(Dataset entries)
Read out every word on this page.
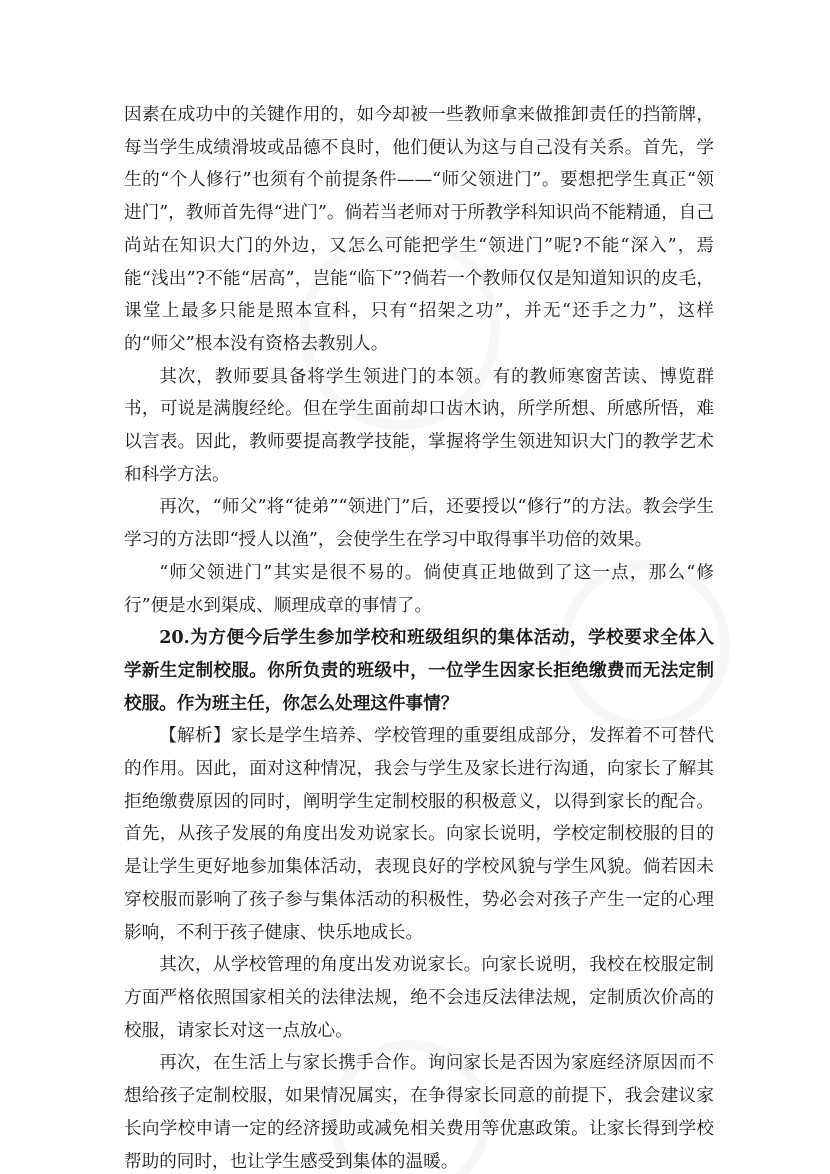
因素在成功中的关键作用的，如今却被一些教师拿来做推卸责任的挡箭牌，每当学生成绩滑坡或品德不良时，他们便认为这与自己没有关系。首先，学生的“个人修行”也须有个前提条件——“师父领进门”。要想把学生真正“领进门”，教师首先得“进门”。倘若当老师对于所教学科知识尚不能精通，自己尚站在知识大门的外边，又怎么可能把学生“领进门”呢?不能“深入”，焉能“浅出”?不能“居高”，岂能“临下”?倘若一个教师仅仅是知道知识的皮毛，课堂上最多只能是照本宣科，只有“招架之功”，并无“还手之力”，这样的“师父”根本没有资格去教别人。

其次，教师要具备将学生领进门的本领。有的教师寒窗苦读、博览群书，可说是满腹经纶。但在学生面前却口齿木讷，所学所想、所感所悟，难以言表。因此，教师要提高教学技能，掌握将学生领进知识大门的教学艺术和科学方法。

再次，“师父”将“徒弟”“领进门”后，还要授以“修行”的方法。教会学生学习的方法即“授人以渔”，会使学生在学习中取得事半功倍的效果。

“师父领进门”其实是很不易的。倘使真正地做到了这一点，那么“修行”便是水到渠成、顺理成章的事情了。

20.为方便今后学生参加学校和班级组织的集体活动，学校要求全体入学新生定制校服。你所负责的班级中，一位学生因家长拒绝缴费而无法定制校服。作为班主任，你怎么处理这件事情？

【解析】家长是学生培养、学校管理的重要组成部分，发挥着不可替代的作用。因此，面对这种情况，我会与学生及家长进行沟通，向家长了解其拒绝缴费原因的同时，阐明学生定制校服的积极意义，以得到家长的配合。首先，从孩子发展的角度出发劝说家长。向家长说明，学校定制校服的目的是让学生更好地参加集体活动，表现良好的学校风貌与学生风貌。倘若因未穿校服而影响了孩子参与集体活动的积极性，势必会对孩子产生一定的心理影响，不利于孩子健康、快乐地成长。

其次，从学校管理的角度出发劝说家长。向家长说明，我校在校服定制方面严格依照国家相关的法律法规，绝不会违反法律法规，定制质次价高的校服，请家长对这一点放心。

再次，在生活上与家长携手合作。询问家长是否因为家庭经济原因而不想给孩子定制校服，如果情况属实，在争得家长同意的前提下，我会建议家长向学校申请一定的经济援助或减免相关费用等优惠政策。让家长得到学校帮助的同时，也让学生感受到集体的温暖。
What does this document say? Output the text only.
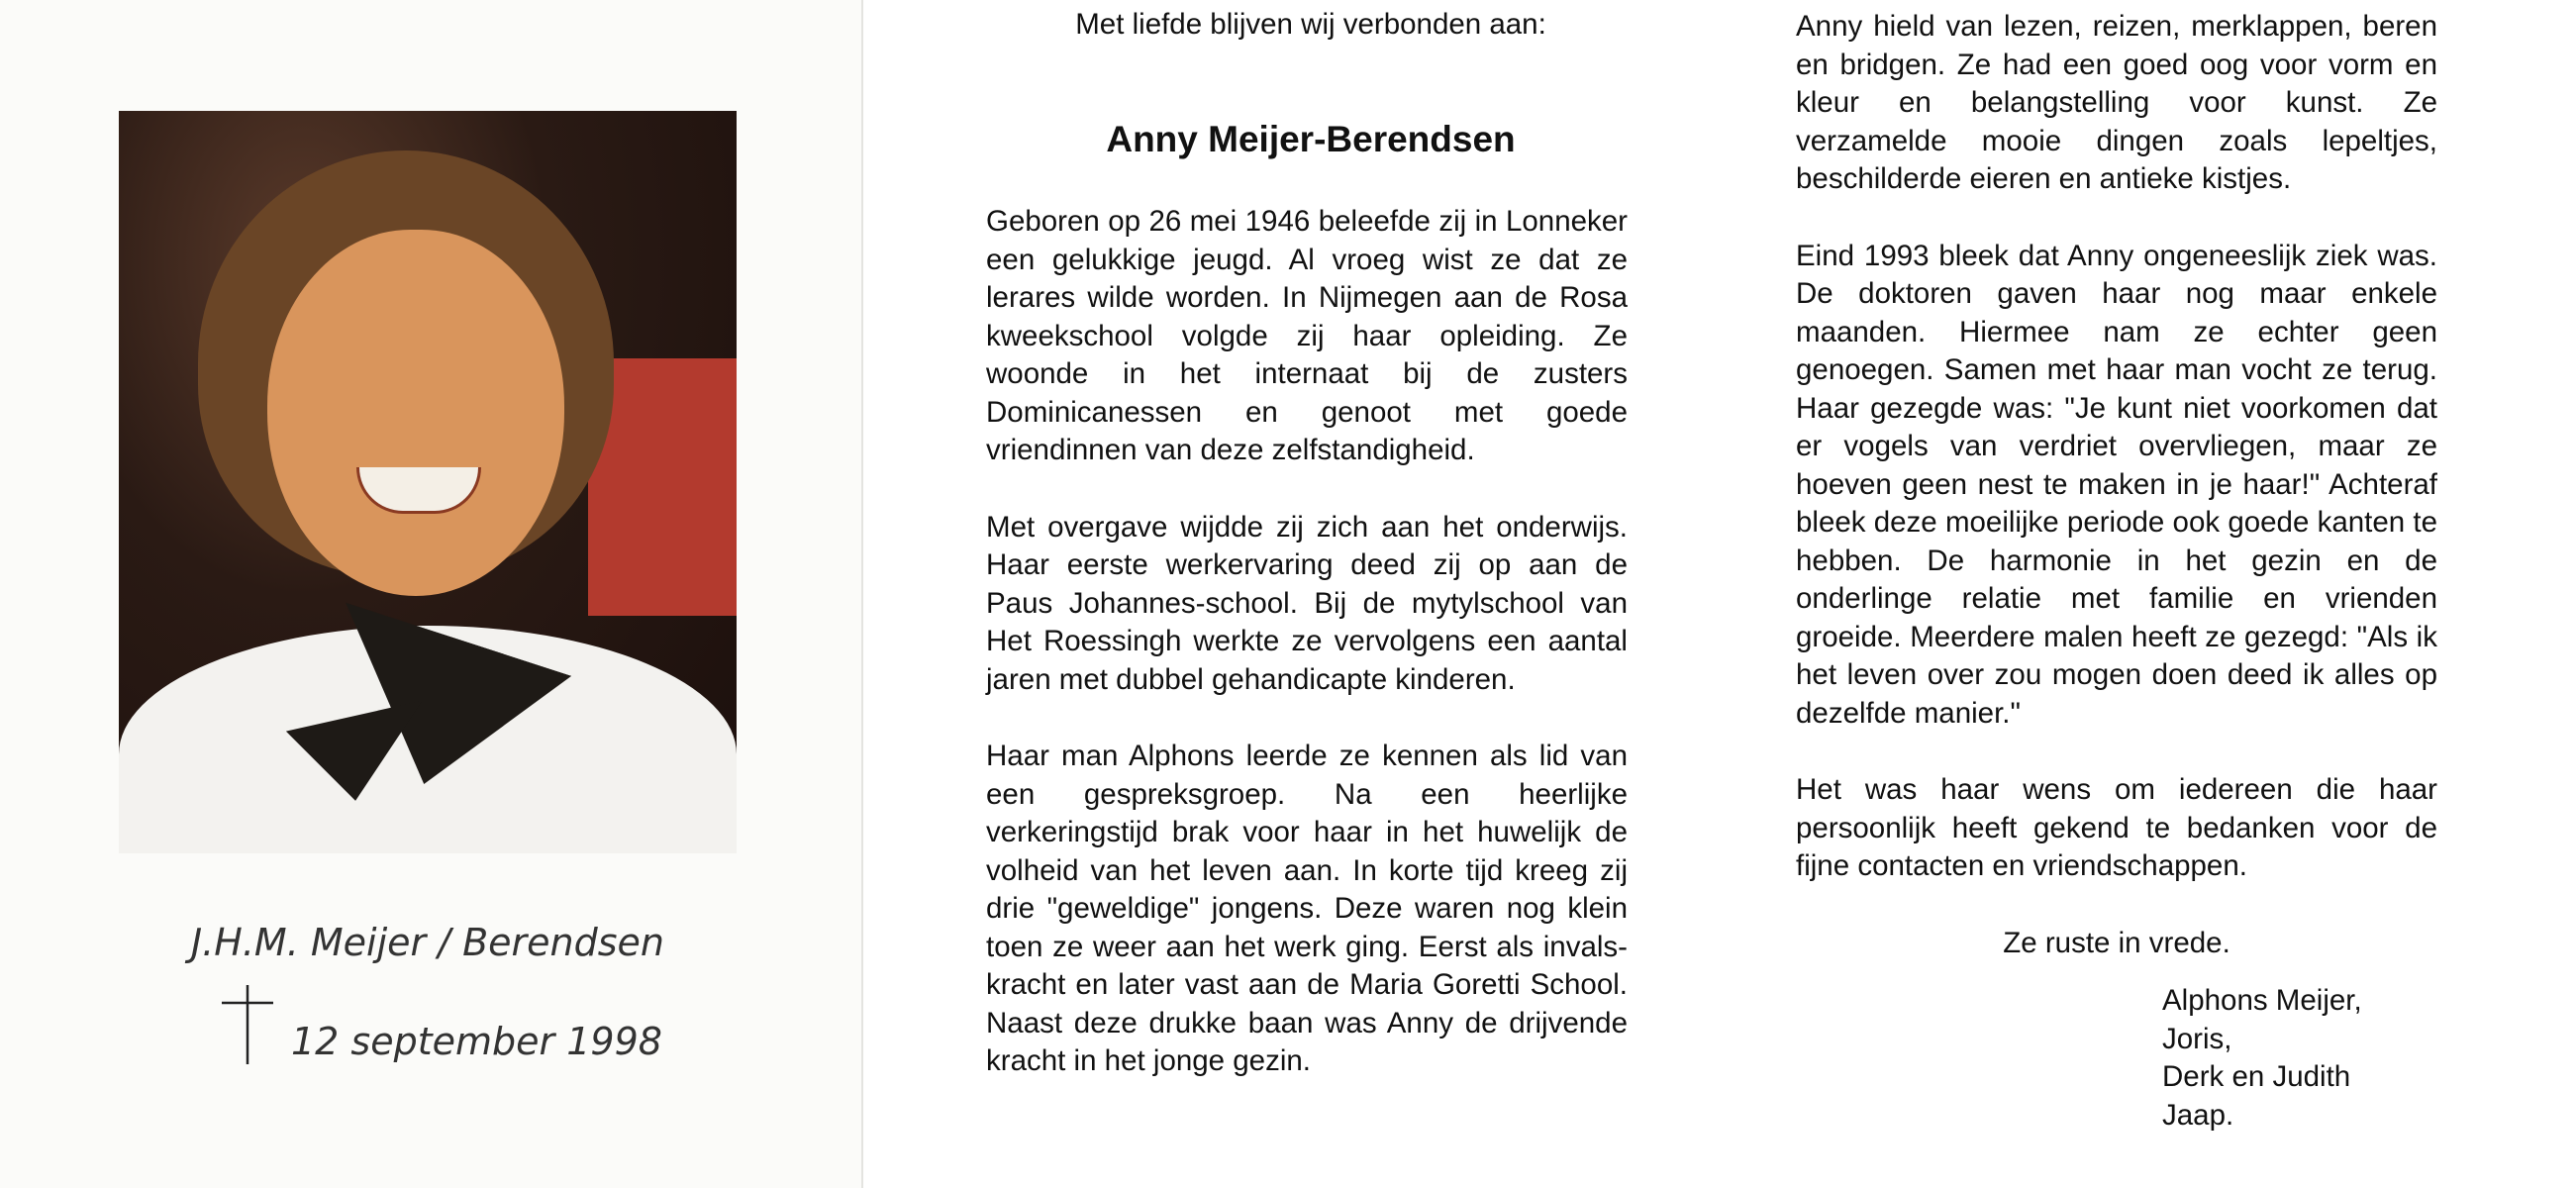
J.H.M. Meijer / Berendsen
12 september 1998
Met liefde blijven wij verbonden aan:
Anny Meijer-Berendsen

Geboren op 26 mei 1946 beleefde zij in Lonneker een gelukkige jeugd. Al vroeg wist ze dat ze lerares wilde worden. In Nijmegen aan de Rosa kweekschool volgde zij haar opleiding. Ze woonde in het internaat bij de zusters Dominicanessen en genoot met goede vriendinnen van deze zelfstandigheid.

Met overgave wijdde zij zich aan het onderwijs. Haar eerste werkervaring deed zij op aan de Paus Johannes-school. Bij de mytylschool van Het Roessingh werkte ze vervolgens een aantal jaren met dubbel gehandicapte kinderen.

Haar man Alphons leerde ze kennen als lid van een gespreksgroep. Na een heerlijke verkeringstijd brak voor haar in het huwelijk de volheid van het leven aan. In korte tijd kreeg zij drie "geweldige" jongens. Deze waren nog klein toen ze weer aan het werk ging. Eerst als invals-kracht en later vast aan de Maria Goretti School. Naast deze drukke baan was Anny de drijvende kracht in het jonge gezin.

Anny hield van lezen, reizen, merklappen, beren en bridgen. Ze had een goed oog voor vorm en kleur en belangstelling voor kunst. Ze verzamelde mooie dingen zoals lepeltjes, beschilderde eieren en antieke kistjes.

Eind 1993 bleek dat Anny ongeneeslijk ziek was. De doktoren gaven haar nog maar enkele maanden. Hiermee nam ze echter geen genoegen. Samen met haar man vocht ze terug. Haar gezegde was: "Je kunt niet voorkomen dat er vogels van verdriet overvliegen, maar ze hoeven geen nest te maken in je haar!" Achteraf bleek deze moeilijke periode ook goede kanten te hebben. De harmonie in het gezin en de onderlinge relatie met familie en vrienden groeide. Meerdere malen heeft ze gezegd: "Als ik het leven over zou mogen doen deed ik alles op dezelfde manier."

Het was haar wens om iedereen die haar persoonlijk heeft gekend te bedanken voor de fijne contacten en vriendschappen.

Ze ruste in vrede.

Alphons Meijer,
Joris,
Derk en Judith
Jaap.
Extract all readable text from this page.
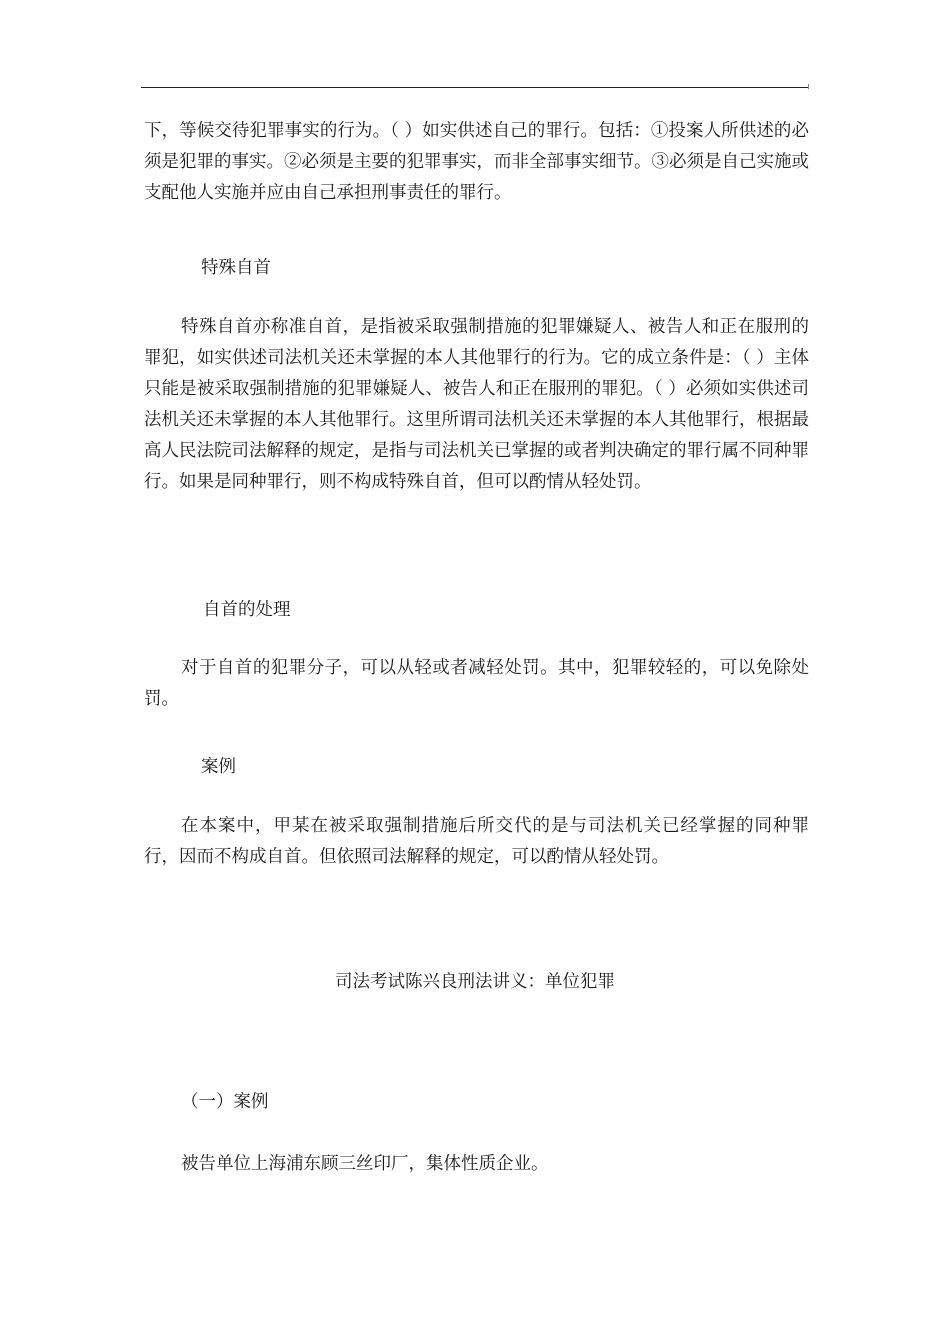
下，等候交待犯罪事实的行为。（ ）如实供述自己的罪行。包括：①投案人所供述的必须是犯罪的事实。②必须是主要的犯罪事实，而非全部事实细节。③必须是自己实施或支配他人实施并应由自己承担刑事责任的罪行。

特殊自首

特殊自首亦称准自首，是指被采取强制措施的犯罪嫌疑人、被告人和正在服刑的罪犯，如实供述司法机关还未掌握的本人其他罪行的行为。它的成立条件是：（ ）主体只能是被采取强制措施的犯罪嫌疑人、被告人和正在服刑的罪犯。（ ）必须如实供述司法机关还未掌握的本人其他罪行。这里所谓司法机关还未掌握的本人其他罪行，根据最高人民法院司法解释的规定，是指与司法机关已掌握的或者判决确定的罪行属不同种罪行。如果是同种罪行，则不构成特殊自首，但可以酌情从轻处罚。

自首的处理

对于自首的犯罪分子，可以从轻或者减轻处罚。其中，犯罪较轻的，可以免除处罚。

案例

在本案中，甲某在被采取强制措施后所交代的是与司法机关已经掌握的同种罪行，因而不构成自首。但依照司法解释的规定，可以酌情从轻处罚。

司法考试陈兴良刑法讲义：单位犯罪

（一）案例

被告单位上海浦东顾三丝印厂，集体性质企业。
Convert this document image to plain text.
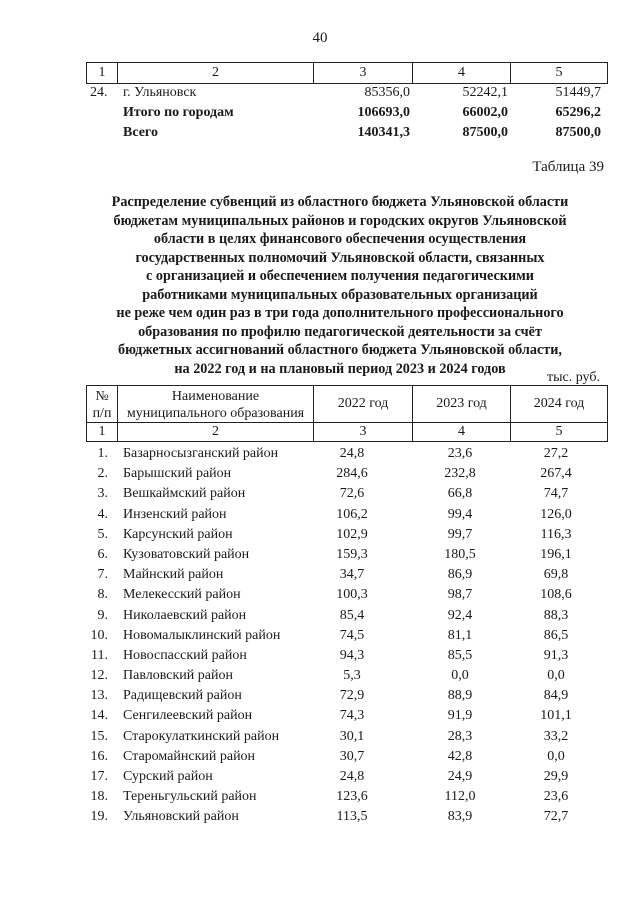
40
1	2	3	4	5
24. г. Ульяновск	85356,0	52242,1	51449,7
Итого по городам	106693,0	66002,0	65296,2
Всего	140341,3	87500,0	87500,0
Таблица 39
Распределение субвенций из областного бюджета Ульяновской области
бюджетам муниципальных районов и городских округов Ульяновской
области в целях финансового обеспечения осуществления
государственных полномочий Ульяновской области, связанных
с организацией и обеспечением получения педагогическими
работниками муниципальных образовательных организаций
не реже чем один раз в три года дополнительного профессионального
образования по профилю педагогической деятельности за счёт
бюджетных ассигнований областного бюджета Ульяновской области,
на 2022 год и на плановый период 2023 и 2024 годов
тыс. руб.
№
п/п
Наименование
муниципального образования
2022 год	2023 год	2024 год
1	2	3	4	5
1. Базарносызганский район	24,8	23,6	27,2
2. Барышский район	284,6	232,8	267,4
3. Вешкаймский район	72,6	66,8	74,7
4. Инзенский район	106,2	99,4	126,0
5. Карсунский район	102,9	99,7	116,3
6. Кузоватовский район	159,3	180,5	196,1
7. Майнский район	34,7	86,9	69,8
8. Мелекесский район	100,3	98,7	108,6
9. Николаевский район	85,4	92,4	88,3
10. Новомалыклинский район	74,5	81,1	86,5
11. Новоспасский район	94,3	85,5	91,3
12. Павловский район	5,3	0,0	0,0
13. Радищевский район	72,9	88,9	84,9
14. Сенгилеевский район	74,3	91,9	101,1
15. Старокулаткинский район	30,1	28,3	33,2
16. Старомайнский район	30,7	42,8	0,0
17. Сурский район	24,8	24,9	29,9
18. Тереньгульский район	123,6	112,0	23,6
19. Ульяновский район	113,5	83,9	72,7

• _WHAT YOU SHOULD DO_
Copy every line of the entries above in which "this" occurs.

• _WRITTEN SOLUTION_
Read out every word on this page.
What does this document say? Output the text only.
Extract all readable text from this page.
Convert this document image to plain text.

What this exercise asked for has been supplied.